◆ **Selection**
· · · · ·
Unions, Not Lack of Funding, Afflict Public Education
It is hard for education reformers to be too optimistic about the post-strike prospects for Chicago schools. The resulting contract significantly boosts teacher pay in exchange for some modest changes such as a lengthened school day and improved teacher testing.
As school officials figure out how to pay for the new deal and bolster vastly underfunded teacher pensions, new disputes are likely to arise. At least officials in Chicago recognized that educational improvements require taking on unions and their counterproductive work rules.
By contrast, officials in California are still peddling the idea that the state’s public-school system – which receives 40 percent of the general-fund budget, by constitutional edict – is struggling because it lacks money.
“We can’t keep cutting our schools and still keep the economy strong for the next generation,” Gov. Jerry Brown wrote in support of Proposition 30, an initiative that would impose higher income taxes on Californians who earn more than $250,000 a year and raise sales taxes for everyone.
Brown’s pitch is as cynical as it is untrue. The tax increase, which is favored in opinion polls, doesn’t provide additional funds for schools. The governor and legislators passed a budget that increases spending for many other priorities, but cuts $5.4 billion from public schools, unless voters approve the tax increase. So it is blackmail – raise taxes or watch school programs get cut. Brown and his fellow Democrats didn’t have to set up the budget this way.
· · · · ·
◆ **Entries provided**
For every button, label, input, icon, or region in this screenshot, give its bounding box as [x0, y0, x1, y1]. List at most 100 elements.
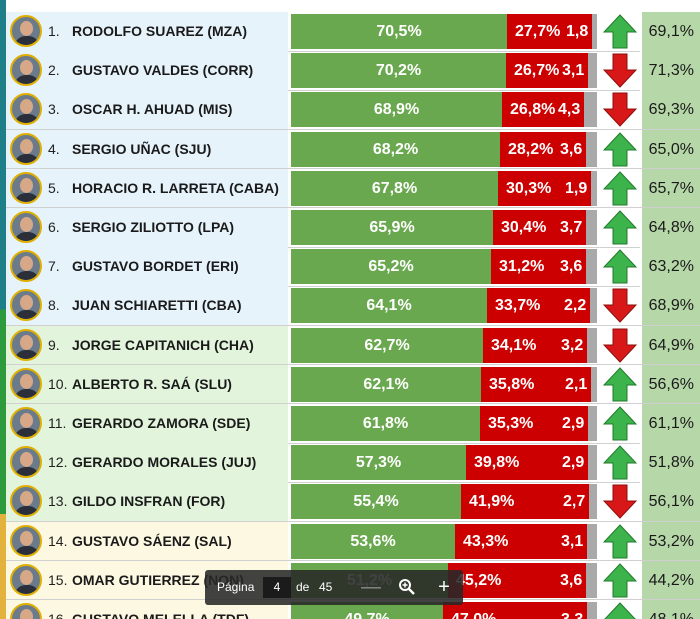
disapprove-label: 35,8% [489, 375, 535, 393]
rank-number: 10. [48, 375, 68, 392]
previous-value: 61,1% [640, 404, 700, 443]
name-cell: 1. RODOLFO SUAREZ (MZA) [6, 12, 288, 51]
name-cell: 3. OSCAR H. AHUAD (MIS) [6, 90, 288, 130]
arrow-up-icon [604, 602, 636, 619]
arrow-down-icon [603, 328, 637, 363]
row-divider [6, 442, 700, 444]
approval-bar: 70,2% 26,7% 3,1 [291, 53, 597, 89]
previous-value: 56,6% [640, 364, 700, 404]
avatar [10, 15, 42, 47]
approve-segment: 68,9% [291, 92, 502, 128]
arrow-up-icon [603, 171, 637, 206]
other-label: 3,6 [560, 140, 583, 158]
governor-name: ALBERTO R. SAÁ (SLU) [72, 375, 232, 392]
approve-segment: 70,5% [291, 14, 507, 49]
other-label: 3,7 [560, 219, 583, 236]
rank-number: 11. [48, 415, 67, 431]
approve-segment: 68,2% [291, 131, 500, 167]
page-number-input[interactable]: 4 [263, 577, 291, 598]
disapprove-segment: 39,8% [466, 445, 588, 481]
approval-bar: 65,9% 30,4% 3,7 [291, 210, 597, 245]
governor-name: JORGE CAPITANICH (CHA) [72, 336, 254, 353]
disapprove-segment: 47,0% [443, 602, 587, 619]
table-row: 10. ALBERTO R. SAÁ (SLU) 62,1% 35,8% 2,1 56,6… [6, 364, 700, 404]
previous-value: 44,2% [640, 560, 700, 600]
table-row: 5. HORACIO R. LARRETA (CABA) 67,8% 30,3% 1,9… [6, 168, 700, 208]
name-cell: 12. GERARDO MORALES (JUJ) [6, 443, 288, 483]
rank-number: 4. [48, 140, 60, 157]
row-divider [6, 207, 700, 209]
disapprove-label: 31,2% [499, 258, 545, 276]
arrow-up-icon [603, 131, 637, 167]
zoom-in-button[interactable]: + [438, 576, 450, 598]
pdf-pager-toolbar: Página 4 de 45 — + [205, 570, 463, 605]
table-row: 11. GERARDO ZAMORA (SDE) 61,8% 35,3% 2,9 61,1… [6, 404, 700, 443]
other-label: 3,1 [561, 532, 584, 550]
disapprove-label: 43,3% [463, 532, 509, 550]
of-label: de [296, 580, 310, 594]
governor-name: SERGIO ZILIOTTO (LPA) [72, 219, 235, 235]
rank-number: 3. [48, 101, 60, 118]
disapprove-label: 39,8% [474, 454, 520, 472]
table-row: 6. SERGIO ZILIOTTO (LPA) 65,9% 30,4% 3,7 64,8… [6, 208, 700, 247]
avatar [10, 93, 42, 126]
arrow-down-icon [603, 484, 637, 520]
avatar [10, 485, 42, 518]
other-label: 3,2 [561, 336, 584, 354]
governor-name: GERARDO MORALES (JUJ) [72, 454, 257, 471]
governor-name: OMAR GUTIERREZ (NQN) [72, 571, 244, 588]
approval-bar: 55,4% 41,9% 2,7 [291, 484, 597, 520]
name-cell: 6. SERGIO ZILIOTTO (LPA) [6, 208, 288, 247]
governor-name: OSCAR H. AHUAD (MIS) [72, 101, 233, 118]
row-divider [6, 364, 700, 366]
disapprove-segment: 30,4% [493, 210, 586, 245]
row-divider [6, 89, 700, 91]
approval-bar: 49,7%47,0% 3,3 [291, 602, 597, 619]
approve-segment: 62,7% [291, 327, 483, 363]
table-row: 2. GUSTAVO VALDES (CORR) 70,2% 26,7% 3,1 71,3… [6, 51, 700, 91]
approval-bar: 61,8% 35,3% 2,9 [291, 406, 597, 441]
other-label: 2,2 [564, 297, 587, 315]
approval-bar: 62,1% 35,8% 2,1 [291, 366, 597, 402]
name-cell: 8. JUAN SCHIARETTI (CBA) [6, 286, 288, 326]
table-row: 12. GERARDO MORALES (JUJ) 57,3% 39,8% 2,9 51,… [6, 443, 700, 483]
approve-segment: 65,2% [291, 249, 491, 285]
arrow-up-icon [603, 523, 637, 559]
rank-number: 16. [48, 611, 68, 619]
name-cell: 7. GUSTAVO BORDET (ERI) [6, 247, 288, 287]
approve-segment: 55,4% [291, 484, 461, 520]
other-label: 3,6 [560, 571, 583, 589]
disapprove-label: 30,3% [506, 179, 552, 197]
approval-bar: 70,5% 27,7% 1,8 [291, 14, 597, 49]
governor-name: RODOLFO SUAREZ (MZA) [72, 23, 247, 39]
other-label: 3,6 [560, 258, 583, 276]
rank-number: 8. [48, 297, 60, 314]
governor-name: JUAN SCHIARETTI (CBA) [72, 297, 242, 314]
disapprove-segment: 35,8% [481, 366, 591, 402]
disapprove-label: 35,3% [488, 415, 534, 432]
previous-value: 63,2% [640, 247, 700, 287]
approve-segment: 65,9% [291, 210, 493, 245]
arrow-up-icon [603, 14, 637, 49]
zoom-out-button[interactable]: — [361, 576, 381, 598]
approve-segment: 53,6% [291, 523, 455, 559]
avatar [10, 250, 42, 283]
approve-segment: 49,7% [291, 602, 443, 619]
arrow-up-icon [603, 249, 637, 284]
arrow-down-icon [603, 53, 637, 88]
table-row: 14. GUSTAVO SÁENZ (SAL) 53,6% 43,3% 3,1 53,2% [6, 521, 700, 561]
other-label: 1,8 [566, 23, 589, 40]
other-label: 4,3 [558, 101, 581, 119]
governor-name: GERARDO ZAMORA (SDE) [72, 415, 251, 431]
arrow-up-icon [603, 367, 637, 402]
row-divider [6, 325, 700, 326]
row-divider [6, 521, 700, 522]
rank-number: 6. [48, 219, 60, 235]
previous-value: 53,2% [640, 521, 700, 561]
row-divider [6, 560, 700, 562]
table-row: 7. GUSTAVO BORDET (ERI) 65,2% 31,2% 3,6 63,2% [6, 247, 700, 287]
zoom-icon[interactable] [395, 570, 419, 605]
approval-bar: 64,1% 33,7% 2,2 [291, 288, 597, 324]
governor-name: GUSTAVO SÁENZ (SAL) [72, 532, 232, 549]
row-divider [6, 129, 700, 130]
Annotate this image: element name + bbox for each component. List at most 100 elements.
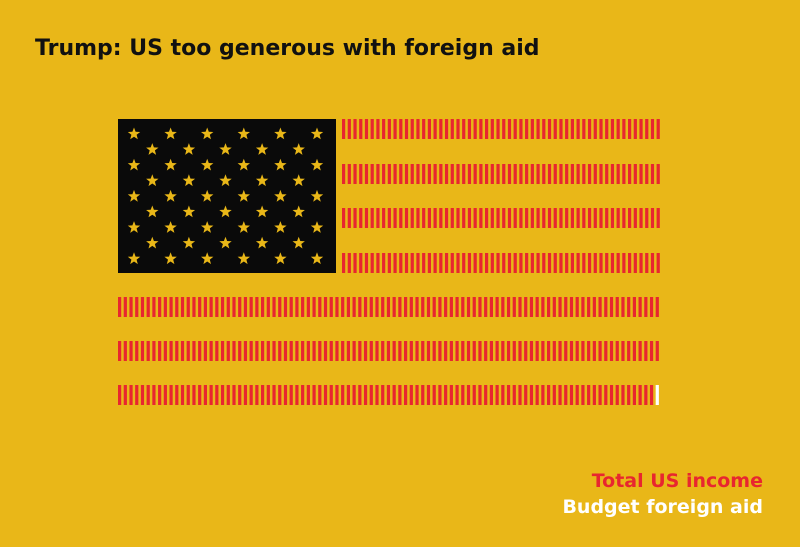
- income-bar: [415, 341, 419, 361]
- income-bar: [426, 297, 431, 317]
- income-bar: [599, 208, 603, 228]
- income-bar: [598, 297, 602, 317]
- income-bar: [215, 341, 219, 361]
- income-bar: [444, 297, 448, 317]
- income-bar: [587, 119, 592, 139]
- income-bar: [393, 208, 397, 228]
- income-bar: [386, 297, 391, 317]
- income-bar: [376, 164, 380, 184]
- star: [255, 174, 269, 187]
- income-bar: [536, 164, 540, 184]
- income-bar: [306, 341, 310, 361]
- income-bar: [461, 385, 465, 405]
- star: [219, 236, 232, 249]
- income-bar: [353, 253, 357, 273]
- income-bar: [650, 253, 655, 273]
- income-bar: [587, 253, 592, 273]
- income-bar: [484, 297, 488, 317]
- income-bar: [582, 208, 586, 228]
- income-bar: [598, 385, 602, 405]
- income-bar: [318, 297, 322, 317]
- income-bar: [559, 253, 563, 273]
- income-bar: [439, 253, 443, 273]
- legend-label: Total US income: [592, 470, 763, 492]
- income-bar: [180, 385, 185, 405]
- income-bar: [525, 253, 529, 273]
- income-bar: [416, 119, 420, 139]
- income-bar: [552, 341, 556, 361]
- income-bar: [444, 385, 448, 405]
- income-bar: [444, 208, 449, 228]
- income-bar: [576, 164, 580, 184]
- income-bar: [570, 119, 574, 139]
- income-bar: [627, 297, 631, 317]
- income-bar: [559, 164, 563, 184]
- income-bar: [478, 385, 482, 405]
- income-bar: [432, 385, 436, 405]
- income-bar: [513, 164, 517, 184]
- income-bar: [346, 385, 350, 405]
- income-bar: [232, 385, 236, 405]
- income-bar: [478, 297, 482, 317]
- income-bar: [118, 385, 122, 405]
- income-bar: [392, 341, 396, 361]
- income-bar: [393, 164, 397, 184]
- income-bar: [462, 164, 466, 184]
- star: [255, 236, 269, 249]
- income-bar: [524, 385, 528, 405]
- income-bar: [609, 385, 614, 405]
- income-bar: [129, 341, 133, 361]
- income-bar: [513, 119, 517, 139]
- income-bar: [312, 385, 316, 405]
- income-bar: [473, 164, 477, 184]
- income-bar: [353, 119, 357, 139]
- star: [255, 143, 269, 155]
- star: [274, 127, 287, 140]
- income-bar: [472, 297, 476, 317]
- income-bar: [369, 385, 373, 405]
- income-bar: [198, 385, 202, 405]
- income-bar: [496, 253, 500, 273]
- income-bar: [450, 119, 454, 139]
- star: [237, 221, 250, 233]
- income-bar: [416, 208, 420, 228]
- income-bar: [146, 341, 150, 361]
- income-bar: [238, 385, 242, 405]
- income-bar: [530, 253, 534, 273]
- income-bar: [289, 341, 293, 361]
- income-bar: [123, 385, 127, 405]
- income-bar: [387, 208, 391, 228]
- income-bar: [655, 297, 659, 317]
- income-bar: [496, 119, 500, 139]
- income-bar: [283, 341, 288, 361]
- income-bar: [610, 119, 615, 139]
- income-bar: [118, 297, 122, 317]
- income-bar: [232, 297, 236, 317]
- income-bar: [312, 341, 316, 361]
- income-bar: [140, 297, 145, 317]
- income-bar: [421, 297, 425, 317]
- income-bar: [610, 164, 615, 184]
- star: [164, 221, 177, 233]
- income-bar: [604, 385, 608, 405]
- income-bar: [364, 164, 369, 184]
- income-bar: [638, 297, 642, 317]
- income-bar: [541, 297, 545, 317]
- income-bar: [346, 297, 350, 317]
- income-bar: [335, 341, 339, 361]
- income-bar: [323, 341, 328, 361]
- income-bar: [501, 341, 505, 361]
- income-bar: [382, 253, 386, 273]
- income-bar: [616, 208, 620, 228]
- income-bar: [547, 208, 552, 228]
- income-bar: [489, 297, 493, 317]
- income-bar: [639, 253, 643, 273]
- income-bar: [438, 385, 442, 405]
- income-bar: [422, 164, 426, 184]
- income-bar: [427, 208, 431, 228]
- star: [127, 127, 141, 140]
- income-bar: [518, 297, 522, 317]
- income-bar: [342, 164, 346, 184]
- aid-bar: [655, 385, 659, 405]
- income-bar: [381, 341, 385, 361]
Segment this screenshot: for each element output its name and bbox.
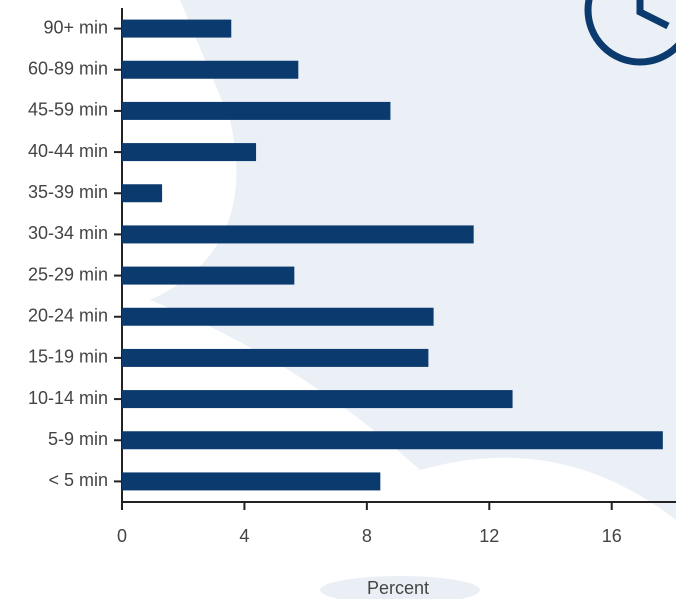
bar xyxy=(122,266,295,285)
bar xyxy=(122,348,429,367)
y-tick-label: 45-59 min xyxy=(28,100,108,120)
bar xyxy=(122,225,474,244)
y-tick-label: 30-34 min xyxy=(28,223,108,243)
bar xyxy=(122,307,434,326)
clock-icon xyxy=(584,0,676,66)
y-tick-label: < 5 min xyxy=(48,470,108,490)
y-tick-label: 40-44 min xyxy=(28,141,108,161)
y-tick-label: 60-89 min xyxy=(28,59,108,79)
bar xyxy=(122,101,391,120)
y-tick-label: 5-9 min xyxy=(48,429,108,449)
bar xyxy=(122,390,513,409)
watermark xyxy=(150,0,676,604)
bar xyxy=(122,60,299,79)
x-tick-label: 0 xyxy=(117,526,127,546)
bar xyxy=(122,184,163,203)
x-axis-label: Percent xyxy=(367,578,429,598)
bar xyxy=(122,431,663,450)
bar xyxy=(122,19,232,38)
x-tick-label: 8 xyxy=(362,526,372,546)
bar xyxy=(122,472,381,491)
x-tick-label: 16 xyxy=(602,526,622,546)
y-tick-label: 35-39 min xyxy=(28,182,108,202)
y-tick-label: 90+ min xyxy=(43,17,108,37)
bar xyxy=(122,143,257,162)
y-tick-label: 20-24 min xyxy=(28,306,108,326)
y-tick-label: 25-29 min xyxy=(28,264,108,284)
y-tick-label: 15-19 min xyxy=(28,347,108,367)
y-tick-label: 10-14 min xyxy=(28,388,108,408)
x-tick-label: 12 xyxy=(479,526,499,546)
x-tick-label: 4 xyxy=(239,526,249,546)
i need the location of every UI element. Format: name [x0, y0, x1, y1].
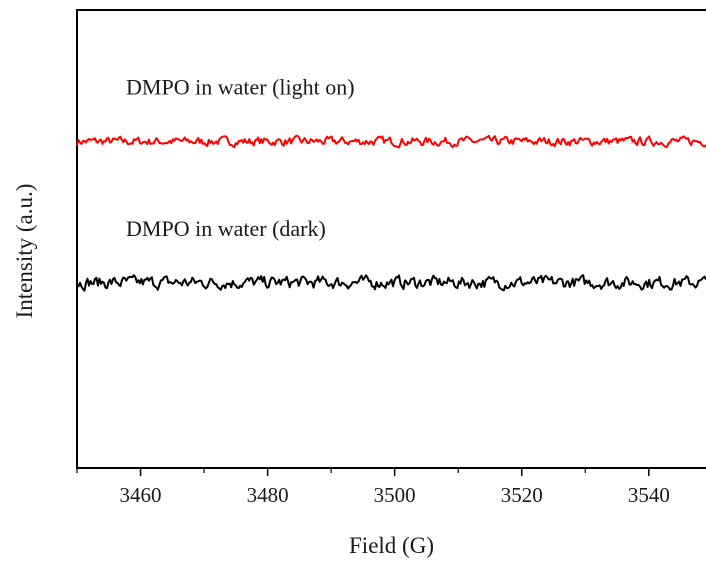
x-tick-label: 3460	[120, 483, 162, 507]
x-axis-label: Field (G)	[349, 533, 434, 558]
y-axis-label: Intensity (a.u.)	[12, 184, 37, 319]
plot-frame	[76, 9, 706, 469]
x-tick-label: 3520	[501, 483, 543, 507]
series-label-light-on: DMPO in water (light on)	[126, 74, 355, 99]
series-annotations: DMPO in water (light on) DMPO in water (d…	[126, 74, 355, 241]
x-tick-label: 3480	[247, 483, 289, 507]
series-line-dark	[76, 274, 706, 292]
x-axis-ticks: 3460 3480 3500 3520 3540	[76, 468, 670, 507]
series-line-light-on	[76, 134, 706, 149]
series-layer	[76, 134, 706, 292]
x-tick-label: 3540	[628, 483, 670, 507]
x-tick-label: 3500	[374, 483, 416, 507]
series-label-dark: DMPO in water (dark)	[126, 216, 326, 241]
· · · · ·
◆ **Exercise instructions**
(A) Answer these questions from the commentary on public education:
(i) What changes does the Chicago contract include in exchange for higher teacher pay?
(ii) What share of California's general-fund budget goes to the public-school system?
(iii) How much would be cut from public schools if voters reject the tax increase?
(B) Render the rows from the line with "disapprove-label: 35,8% [489, 375, 535, 393]" to the line with "arrow-up-icon [604, 602, 636, 619]" as a Markdown table with the columns Row and Line. Number each line, and omit blank lines.

◆ **Complete answers**
(A)
(i) A lengthened school day and improved teacher testing.
(ii) 40 percent.
(iii) $5.4 billion.

(B)
| Row | Line |
|---|---|
| 1 | disapprove-label: 35,8% [489, 375, 535, 393] |
| 2 | rank-number: 10. [48, 375, 68, 392] |
| 3 | previous-value: 61,1% [640, 404, 700, 443] |
| 4 | name-cell: 1. RODOLFO SUAREZ (MZA) [6, 12, 288, 51] |
| 5 | name-cell: 3. OSCAR H. AHUAD (MIS) [6, 90, 288, 130] |
| 6 | arrow-up-icon [604, 602, 636, 619] |